▶ [What to produce]: Pick out the lines below that include the string "right".

=== Data extract ===

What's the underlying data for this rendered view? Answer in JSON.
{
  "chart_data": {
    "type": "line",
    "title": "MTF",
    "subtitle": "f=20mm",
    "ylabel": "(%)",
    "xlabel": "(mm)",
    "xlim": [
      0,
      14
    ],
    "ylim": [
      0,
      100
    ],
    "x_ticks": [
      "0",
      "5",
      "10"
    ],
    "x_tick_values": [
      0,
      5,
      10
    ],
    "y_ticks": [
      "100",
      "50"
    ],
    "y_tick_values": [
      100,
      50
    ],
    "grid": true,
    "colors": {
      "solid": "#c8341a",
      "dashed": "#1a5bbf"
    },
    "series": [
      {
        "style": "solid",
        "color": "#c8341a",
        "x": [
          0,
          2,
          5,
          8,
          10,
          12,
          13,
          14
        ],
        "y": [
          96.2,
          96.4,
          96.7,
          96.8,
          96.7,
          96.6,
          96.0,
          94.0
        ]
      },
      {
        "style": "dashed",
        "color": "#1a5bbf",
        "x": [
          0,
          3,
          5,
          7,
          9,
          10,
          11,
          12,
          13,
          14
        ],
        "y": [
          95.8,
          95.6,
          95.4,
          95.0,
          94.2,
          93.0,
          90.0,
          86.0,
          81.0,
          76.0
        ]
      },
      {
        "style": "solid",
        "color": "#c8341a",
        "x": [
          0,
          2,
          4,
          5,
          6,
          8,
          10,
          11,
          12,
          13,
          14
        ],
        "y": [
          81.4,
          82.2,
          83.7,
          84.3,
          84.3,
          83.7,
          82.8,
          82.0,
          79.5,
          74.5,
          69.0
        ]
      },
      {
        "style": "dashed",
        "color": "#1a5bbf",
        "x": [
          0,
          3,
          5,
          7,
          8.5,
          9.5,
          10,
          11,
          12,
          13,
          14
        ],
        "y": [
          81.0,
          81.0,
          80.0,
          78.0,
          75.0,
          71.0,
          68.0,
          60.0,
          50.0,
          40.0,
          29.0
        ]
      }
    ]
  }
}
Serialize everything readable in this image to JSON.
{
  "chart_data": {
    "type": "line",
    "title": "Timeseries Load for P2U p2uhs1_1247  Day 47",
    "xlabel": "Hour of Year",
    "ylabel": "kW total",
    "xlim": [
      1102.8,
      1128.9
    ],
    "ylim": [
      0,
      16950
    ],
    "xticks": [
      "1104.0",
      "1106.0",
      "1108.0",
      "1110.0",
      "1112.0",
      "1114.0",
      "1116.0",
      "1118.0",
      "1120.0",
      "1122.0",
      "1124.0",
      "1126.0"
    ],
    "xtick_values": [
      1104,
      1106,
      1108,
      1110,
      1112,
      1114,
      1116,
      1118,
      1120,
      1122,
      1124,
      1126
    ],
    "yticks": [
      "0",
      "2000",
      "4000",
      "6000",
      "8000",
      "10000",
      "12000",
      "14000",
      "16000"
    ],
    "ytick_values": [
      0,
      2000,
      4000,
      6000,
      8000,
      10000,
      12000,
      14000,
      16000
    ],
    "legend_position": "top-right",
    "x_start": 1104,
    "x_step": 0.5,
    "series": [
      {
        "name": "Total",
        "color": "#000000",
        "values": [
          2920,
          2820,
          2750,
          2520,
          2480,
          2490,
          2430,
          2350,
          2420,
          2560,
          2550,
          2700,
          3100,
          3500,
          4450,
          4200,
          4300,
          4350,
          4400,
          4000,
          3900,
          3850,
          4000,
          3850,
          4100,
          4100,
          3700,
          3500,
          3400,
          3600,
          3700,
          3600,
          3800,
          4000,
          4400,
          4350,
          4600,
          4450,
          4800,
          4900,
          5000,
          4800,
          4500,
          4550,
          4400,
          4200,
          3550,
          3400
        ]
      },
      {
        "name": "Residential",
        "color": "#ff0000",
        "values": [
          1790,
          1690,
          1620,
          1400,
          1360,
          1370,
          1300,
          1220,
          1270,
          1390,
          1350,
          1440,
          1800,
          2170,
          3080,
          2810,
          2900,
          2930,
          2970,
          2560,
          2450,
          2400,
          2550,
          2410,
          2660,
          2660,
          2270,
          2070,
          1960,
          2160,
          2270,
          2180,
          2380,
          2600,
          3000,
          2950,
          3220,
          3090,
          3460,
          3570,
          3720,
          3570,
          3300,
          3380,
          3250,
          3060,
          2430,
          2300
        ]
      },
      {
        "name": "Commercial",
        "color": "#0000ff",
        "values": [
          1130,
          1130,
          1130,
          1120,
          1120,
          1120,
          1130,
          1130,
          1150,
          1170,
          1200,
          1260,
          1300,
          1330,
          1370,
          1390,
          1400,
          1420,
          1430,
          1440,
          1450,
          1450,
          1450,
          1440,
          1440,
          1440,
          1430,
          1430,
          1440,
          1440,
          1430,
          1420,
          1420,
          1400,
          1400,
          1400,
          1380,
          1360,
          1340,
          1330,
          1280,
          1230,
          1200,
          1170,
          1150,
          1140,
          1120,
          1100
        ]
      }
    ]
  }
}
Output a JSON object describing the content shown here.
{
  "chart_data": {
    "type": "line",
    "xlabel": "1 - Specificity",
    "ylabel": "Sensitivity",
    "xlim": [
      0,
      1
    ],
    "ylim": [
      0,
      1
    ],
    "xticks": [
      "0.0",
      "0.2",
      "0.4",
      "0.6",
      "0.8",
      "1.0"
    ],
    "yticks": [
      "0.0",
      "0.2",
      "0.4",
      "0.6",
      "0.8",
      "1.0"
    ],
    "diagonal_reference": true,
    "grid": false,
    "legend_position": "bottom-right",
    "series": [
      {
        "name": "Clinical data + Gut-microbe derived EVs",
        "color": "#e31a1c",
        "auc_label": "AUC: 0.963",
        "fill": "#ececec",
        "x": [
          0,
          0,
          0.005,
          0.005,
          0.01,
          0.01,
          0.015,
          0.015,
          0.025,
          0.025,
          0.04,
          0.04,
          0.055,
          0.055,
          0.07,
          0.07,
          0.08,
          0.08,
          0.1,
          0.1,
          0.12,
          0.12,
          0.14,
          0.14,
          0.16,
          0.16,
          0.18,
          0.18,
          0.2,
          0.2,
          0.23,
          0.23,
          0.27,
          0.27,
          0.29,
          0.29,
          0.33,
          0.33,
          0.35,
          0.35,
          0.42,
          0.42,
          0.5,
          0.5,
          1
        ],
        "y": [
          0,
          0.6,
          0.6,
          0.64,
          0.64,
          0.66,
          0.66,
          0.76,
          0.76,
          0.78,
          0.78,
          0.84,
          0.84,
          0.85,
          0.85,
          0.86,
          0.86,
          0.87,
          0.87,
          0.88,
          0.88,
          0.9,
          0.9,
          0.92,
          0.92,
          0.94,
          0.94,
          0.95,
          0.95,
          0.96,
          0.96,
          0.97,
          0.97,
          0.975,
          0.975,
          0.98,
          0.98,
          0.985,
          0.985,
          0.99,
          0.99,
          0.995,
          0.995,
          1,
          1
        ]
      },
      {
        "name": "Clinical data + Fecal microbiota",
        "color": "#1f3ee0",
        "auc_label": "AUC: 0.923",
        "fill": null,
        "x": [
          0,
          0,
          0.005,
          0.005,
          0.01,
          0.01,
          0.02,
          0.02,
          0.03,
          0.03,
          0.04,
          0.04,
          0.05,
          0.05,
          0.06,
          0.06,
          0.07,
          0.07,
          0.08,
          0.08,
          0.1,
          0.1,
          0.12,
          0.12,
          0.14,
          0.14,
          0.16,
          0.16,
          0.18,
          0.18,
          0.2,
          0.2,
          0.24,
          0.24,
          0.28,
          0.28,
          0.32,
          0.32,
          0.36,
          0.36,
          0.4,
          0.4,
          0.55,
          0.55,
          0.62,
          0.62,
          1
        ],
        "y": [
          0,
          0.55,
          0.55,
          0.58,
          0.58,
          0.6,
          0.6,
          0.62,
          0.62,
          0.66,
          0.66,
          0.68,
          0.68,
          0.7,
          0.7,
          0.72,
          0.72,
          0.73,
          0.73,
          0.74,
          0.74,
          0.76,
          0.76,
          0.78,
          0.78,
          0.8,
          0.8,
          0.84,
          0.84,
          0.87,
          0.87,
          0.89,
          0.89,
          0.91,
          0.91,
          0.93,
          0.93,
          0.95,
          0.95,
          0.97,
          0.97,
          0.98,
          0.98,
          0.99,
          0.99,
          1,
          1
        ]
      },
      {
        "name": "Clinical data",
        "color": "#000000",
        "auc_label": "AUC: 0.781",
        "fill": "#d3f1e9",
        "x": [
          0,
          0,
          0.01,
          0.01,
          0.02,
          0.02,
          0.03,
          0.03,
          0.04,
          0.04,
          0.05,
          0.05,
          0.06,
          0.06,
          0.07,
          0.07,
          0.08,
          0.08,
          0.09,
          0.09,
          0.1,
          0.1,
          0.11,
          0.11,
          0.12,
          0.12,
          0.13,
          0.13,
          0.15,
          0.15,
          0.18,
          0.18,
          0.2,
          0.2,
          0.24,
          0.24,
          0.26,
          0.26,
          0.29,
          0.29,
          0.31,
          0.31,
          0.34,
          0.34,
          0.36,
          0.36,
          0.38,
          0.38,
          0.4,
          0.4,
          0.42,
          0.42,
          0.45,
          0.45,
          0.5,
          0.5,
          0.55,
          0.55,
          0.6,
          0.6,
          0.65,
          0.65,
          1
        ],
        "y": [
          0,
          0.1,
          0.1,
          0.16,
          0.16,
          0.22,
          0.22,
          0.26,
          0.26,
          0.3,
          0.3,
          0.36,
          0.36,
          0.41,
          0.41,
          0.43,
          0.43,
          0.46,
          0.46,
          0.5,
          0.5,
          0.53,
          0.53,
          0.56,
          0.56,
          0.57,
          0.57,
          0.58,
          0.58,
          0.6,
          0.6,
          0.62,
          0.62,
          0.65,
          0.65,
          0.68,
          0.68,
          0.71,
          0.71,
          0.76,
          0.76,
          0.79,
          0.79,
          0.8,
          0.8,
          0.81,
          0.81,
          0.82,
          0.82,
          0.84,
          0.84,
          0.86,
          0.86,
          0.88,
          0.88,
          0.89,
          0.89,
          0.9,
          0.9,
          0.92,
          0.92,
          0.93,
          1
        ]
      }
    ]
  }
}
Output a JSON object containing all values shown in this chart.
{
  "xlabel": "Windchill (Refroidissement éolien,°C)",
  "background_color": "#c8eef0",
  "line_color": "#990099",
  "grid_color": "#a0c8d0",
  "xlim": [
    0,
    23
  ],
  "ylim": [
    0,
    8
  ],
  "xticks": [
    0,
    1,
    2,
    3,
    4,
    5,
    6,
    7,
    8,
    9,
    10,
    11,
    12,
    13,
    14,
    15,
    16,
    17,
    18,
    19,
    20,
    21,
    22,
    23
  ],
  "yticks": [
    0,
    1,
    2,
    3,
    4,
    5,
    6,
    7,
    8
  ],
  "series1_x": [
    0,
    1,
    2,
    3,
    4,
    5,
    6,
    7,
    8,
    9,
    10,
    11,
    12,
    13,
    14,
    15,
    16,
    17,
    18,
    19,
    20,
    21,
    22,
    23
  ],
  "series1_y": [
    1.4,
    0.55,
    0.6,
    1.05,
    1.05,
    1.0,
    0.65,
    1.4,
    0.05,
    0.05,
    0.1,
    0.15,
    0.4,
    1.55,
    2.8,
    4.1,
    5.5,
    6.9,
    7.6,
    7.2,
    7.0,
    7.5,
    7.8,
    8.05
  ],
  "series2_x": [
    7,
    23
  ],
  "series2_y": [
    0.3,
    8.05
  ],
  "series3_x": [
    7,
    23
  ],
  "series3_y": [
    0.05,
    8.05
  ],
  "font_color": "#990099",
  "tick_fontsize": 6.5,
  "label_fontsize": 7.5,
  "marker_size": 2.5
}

===

▶ [Correct result]:
    "legend_position": "top-right",
    "legend_position": "bottom-right",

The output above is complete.